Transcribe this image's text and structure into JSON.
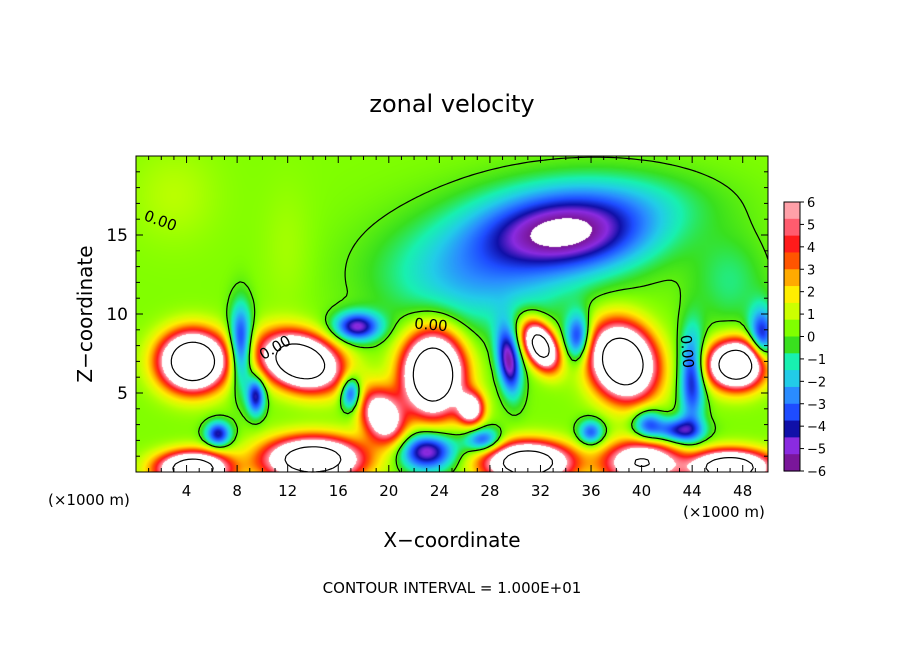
{
  "chart_data": {
    "type": "heatmap",
    "title": "zonal velocity",
    "xlabel": "X−coordinate",
    "ylabel": "Z−coordinate",
    "x_units_left": "(×1000 m)",
    "x_units_right": "(×1000 m)",
    "footer": "CONTOUR INTERVAL = 1.000E+01",
    "xlim": [
      0,
      50
    ],
    "ylim": [
      0,
      20
    ],
    "x_ticks": [
      4,
      8,
      12,
      16,
      20,
      24,
      28,
      32,
      36,
      40,
      44,
      48
    ],
    "x_tick_labels": [
      "4",
      "8",
      "12",
      "16",
      "20",
      "24",
      "28",
      "32",
      "36",
      "40",
      "44",
      "48"
    ],
    "y_ticks": [
      5,
      10,
      15
    ],
    "y_tick_labels": [
      "5",
      "10",
      "15"
    ],
    "contour_labels": [
      {
        "text": "0.00",
        "x": 1.8,
        "y": 15.6,
        "rot": 20
      },
      {
        "text": "0.00",
        "x": 11.2,
        "y": 7.6,
        "rot": -30
      },
      {
        "text": "0.00",
        "x": 23.3,
        "y": 9.0,
        "rot": 5
      },
      {
        "text": "0.00",
        "x": 43.2,
        "y": 7.6,
        "rot": 85
      }
    ],
    "colorbar": {
      "min": -6,
      "max": 6,
      "ticks": [
        6,
        5,
        4,
        3,
        2,
        1,
        0,
        -1,
        -2,
        -3,
        -4,
        -5,
        -6
      ],
      "tick_labels": [
        "6",
        "5",
        "4",
        "3",
        "2",
        "1",
        "0",
        "−1",
        "−2",
        "−3",
        "−4",
        "−5",
        "−6"
      ],
      "colors": [
        "#7a169a",
        "#8a2be0",
        "#1010a8",
        "#1e4cff",
        "#2a8cff",
        "#22cce8",
        "#18f0b0",
        "#39e01e",
        "#80ff00",
        "#ccff00",
        "#ffee00",
        "#ffaa00",
        "#ff5500",
        "#ff1b1b",
        "#ff5c6e",
        "#ffa0a8"
      ]
    },
    "background_value": 0.4,
    "features": [
      {
        "x": 4.5,
        "z": 7.0,
        "sx": 2.4,
        "sz": 1.7,
        "a": 16,
        "tilt": 0
      },
      {
        "x": 13.0,
        "z": 7.0,
        "sx": 2.8,
        "sz": 1.6,
        "a": 15,
        "tilt": 0.5
      },
      {
        "x": 23.5,
        "z": 6.2,
        "sx": 2.2,
        "sz": 2.4,
        "a": 16,
        "tilt": 0
      },
      {
        "x": 19.5,
        "z": 3.5,
        "sx": 1.6,
        "sz": 1.6,
        "a": 9,
        "tilt": 0.5
      },
      {
        "x": 26.5,
        "z": 4.0,
        "sx": 1.0,
        "sz": 1.0,
        "a": 8,
        "tilt": 0
      },
      {
        "x": 32.0,
        "z": 8.0,
        "sx": 1.2,
        "sz": 1.3,
        "a": 13,
        "tilt": 0.8
      },
      {
        "x": 38.5,
        "z": 7.0,
        "sx": 2.4,
        "sz": 2.2,
        "a": 15,
        "tilt": 0.3
      },
      {
        "x": 47.5,
        "z": 6.8,
        "sx": 2.1,
        "sz": 1.4,
        "a": 15,
        "tilt": 0
      },
      {
        "x": 4.5,
        "z": 0.2,
        "sx": 2.6,
        "sz": 1.0,
        "a": 14,
        "tilt": 0
      },
      {
        "x": 14.0,
        "z": 0.8,
        "sx": 3.6,
        "sz": 1.3,
        "a": 14,
        "tilt": 0
      },
      {
        "x": 31.0,
        "z": 0.6,
        "sx": 3.2,
        "sz": 1.2,
        "a": 14,
        "tilt": 0
      },
      {
        "x": 40.0,
        "z": 0.6,
        "sx": 2.8,
        "sz": 1.3,
        "a": 10,
        "tilt": 0
      },
      {
        "x": 47.0,
        "z": 0.3,
        "sx": 3.0,
        "sz": 1.0,
        "a": 14,
        "tilt": 0
      },
      {
        "x": 23.0,
        "z": 1.3,
        "sx": 2.2,
        "sz": 1.2,
        "a": -6,
        "tilt": 0
      },
      {
        "x": 34.0,
        "z": 15.0,
        "sx": 6.5,
        "sz": 2.3,
        "a": -5.6,
        "tilt": 0
      },
      {
        "x": 27.0,
        "z": 12.5,
        "sx": 7.5,
        "sz": 3.5,
        "a": -2.8,
        "tilt": 0
      },
      {
        "x": 37.0,
        "z": 17.0,
        "sx": 8.0,
        "sz": 2.2,
        "a": -2.0,
        "tilt": 0
      },
      {
        "x": 8.3,
        "z": 8.0,
        "sx": 0.9,
        "sz": 2.5,
        "a": -5.5,
        "tilt": 0
      },
      {
        "x": 9.5,
        "z": 4.8,
        "sx": 0.7,
        "sz": 1.2,
        "a": -5.0,
        "tilt": 0
      },
      {
        "x": 17.5,
        "z": 9.2,
        "sx": 1.8,
        "sz": 0.9,
        "a": -5.5,
        "tilt": 0
      },
      {
        "x": 17.0,
        "z": 5.0,
        "sx": 0.8,
        "sz": 1.1,
        "a": -5.0,
        "tilt": 0
      },
      {
        "x": 29.5,
        "z": 7.0,
        "sx": 0.9,
        "sz": 2.0,
        "a": -6.0,
        "tilt": 0.6
      },
      {
        "x": 35.0,
        "z": 8.5,
        "sx": 1.0,
        "sz": 1.5,
        "a": -5.0,
        "tilt": 0
      },
      {
        "x": 44.0,
        "z": 6.0,
        "sx": 1.0,
        "sz": 3.0,
        "a": -5.0,
        "tilt": 0
      },
      {
        "x": 49.5,
        "z": 8.5,
        "sx": 1.0,
        "sz": 1.8,
        "a": -5.0,
        "tilt": 0
      },
      {
        "x": 6.5,
        "z": 2.4,
        "sx": 1.0,
        "sz": 0.8,
        "a": -5.0,
        "tilt": 0
      },
      {
        "x": 43.0,
        "z": 2.6,
        "sx": 1.8,
        "sz": 0.8,
        "a": -4.8,
        "tilt": 0
      },
      {
        "x": 27.5,
        "z": 2.0,
        "sx": 1.4,
        "sz": 0.8,
        "a": -4.5,
        "tilt": 0
      },
      {
        "x": 36.0,
        "z": 2.5,
        "sx": 1.0,
        "sz": 0.8,
        "a": -4.0,
        "tilt": 0
      },
      {
        "x": 40.5,
        "z": 3.0,
        "sx": 1.2,
        "sz": 1.0,
        "a": -4.0,
        "tilt": 0
      },
      {
        "x": 3.0,
        "z": 17.5,
        "sx": 3.5,
        "sz": 3.0,
        "a": 0.6,
        "tilt": 0
      },
      {
        "x": 47.0,
        "z": 12.0,
        "sx": 3.0,
        "sz": 3.0,
        "a": -1.3,
        "tilt": 0
      },
      {
        "x": 12.0,
        "z": 14.0,
        "sx": 2.0,
        "sz": 4.0,
        "a": 0.4,
        "tilt": 0
      }
    ]
  }
}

-- -- --

## [WRITTEN TASK]
Leave every image out, and retype the material exactly.

## [COMPLETE ANSWER]
Transcribe this image's text and structure into JSON.
{
  "chart_data": {
    "type": "heatmap",
    "title": "zonal velocity",
    "xlabel": "X−coordinate",
    "ylabel": "Z−coordinate",
    "x_units_left": "(×1000 m)",
    "x_units_right": "(×1000 m)",
    "footer": "CONTOUR INTERVAL = 1.000E+01",
    "xlim": [
      0,
      50
    ],
    "ylim": [
      0,
      20
    ],
    "x_ticks": [
      4,
      8,
      12,
      16,
      20,
      24,
      28,
      32,
      36,
      40,
      44,
      48
    ],
    "x_tick_labels": [
      "4",
      "8",
      "12",
      "16",
      "20",
      "24",
      "28",
      "32",
      "36",
      "40",
      "44",
      "48"
    ],
    "y_ticks": [
      5,
      10,
      15
    ],
    "y_tick_labels": [
      "5",
      "10",
      "15"
    ],
    "contour_labels": [
      {
        "text": "0.00",
        "x": 1.8,
        "y": 15.6,
        "rot": 20
      },
      {
        "text": "0.00",
        "x": 11.2,
        "y": 7.6,
        "rot": -30
      },
      {
        "text": "0.00",
        "x": 23.3,
        "y": 9.0,
        "rot": 5
      },
      {
        "text": "0.00",
        "x": 43.2,
        "y": 7.6,
        "rot": 85
      }
    ],
    "colorbar": {
      "min": -6,
      "max": 6,
      "ticks": [
        6,
        5,
        4,
        3,
        2,
        1,
        0,
        -1,
        -2,
        -3,
        -4,
        -5,
        -6
      ],
      "tick_labels": [
        "6",
        "5",
        "4",
        "3",
        "2",
        "1",
        "0",
        "−1",
        "−2",
        "−3",
        "−4",
        "−5",
        "−6"
      ],
      "colors": [
        "#7a169a",
        "#8a2be0",
        "#1010a8",
        "#1e4cff",
        "#2a8cff",
        "#22cce8",
        "#18f0b0",
        "#39e01e",
        "#80ff00",
        "#ccff00",
        "#ffee00",
        "#ffaa00",
        "#ff5500",
        "#ff1b1b",
        "#ff5c6e",
        "#ffa0a8"
      ]
    },
    "background_value": 0.4,
    "features": [
      {
        "x": 4.5,
        "z": 7.0,
        "sx": 2.4,
        "sz": 1.7,
        "a": 16,
        "tilt": 0
      },
      {
        "x": 13.0,
        "z": 7.0,
        "sx": 2.8,
        "sz": 1.6,
        "a": 15,
        "tilt": 0.5
      },
      {
        "x": 23.5,
        "z": 6.2,
        "sx": 2.2,
        "sz": 2.4,
        "a": 16,
        "tilt": 0
      },
      {
        "x": 19.5,
        "z": 3.5,
        "sx": 1.6,
        "sz": 1.6,
        "a": 9,
        "tilt": 0.5
      },
      {
        "x": 26.5,
        "z": 4.0,
        "sx": 1.0,
        "sz": 1.0,
        "a": 8,
        "tilt": 0
      },
      {
        "x": 32.0,
        "z": 8.0,
        "sx": 1.2,
        "sz": 1.3,
        "a": 13,
        "tilt": 0.8
      },
      {
        "x": 38.5,
        "z": 7.0,
        "sx": 2.4,
        "sz": 2.2,
        "a": 15,
        "tilt": 0.3
      },
      {
        "x": 47.5,
        "z": 6.8,
        "sx": 2.1,
        "sz": 1.4,
        "a": 15,
        "tilt": 0
      },
      {
        "x": 4.5,
        "z": 0.2,
        "sx": 2.6,
        "sz": 1.0,
        "a": 14,
        "tilt": 0
      },
      {
        "x": 14.0,
        "z": 0.8,
        "sx": 3.6,
        "sz": 1.3,
        "a": 14,
        "tilt": 0
      },
      {
        "x": 31.0,
        "z": 0.6,
        "sx": 3.2,
        "sz": 1.2,
        "a": 14,
        "tilt": 0
      },
      {
        "x": 40.0,
        "z": 0.6,
        "sx": 2.8,
        "sz": 1.3,
        "a": 10,
        "tilt": 0
      },
      {
        "x": 47.0,
        "z": 0.3,
        "sx": 3.0,
        "sz": 1.0,
        "a": 14,
        "tilt": 0
      },
      {
        "x": 23.0,
        "z": 1.3,
        "sx": 2.2,
        "sz": 1.2,
        "a": -6,
        "tilt": 0
      },
      {
        "x": 34.0,
        "z": 15.0,
        "sx": 6.5,
        "sz": 2.3,
        "a": -5.6,
        "tilt": 0
      },
      {
        "x": 27.0,
        "z": 12.5,
        "sx": 7.5,
        "sz": 3.5,
        "a": -2.8,
        "tilt": 0
      },
      {
        "x": 37.0,
        "z": 17.0,
        "sx": 8.0,
        "sz": 2.2,
        "a": -2.0,
        "tilt": 0
      },
      {
        "x": 8.3,
        "z": 8.0,
        "sx": 0.9,
        "sz": 2.5,
        "a": -5.5,
        "tilt": 0
      },
      {
        "x": 9.5,
        "z": 4.8,
        "sx": 0.7,
        "sz": 1.2,
        "a": -5.0,
        "tilt": 0
      },
      {
        "x": 17.5,
        "z": 9.2,
        "sx": 1.8,
        "sz": 0.9,
        "a": -5.5,
        "tilt": 0
      },
      {
        "x": 17.0,
        "z": 5.0,
        "sx": 0.8,
        "sz": 1.1,
        "a": -5.0,
        "tilt": 0
      },
      {
        "x": 29.5,
        "z": 7.0,
        "sx": 0.9,
        "sz": 2.0,
        "a": -6.0,
        "tilt": 0.6
      },
      {
        "x": 35.0,
        "z": 8.5,
        "sx": 1.0,
        "sz": 1.5,
        "a": -5.0,
        "tilt": 0
      },
      {
        "x": 44.0,
        "z": 6.0,
        "sx": 1.0,
        "sz": 3.0,
        "a": -5.0,
        "tilt": 0
      },
      {
        "x": 49.5,
        "z": 8.5,
        "sx": 1.0,
        "sz": 1.8,
        "a": -5.0,
        "tilt": 0
      },
      {
        "x": 6.5,
        "z": 2.4,
        "sx": 1.0,
        "sz": 0.8,
        "a": -5.0,
        "tilt": 0
      },
      {
        "x": 43.0,
        "z": 2.6,
        "sx": 1.8,
        "sz": 0.8,
        "a": -4.8,
        "tilt": 0
      },
      {
        "x": 27.5,
        "z": 2.0,
        "sx": 1.4,
        "sz": 0.8,
        "a": -4.5,
        "tilt": 0
      },
      {
        "x": 36.0,
        "z": 2.5,
        "sx": 1.0,
        "sz": 0.8,
        "a": -4.0,
        "tilt": 0
      },
      {
        "x": 40.5,
        "z": 3.0,
        "sx": 1.2,
        "sz": 1.0,
        "a": -4.0,
        "tilt": 0
      },
      {
        "x": 3.0,
        "z": 17.5,
        "sx": 3.5,
        "sz": 3.0,
        "a": 0.6,
        "tilt": 0
      },
      {
        "x": 47.0,
        "z": 12.0,
        "sx": 3.0,
        "sz": 3.0,
        "a": -1.3,
        "tilt": 0
      },
      {
        "x": 12.0,
        "z": 14.0,
        "sx": 2.0,
        "sz": 4.0,
        "a": 0.4,
        "tilt": 0
      }
    ]
  }
}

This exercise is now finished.